- [What the task requires] Transcribe each entry below exactly. Pictures do not go in the copy.
— START OF Supplied records —
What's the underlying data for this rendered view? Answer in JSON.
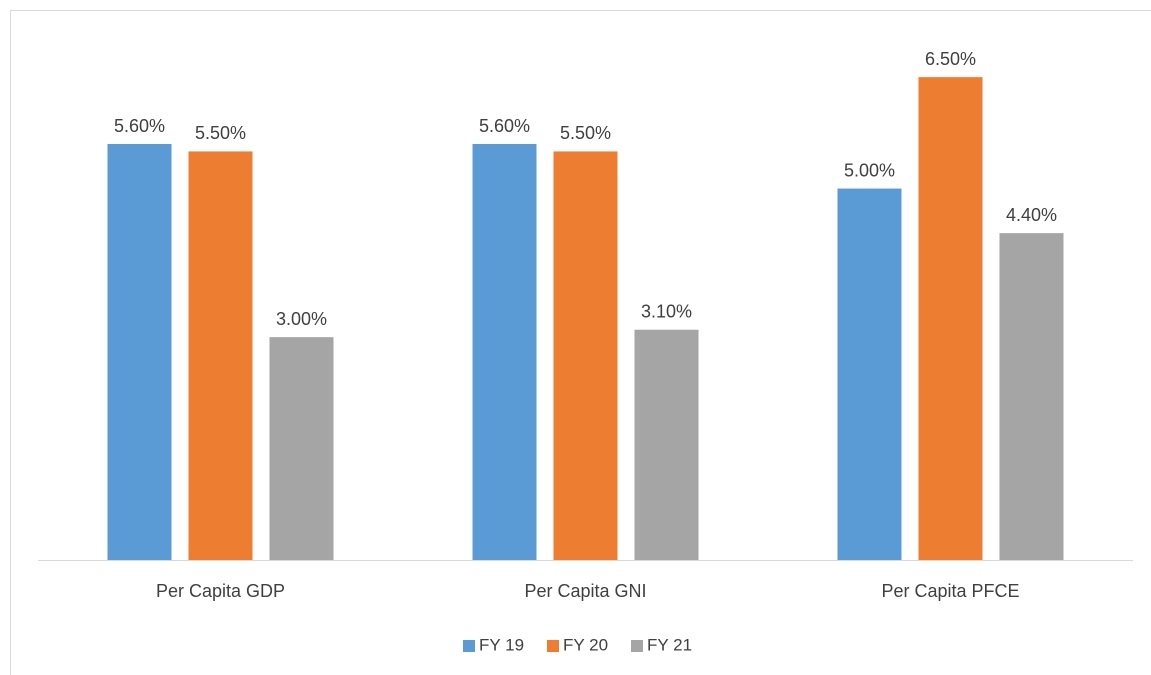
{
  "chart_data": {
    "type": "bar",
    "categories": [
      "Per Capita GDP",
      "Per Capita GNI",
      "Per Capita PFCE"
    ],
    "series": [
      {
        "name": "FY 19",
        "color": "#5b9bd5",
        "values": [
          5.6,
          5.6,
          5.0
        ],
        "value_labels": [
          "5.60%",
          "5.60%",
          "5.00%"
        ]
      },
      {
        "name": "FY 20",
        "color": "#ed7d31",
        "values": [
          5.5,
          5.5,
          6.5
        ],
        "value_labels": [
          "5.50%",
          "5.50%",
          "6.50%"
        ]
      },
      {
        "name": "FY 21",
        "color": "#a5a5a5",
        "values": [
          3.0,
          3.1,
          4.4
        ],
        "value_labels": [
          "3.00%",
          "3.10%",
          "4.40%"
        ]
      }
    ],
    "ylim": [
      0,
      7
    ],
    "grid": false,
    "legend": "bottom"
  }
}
— END OF Supplied records —
- [Answer to this problem]
What's the underlying data for this rendered view? Answer in JSON.
{
  "chart_data": {
    "type": "bar",
    "categories": [
      "Per Capita GDP",
      "Per Capita GNI",
      "Per Capita PFCE"
    ],
    "series": [
      {
        "name": "FY 19",
        "color": "#5b9bd5",
        "values": [
          5.6,
          5.6,
          5.0
        ],
        "value_labels": [
          "5.60%",
          "5.60%",
          "5.00%"
        ]
      },
      {
        "name": "FY 20",
        "color": "#ed7d31",
        "values": [
          5.5,
          5.5,
          6.5
        ],
        "value_labels": [
          "5.50%",
          "5.50%",
          "6.50%"
        ]
      },
      {
        "name": "FY 21",
        "color": "#a5a5a5",
        "values": [
          3.0,
          3.1,
          4.4
        ],
        "value_labels": [
          "3.00%",
          "3.10%",
          "4.40%"
        ]
      }
    ],
    "ylim": [
      0,
      7
    ],
    "grid": false,
    "legend": "bottom"
  }
}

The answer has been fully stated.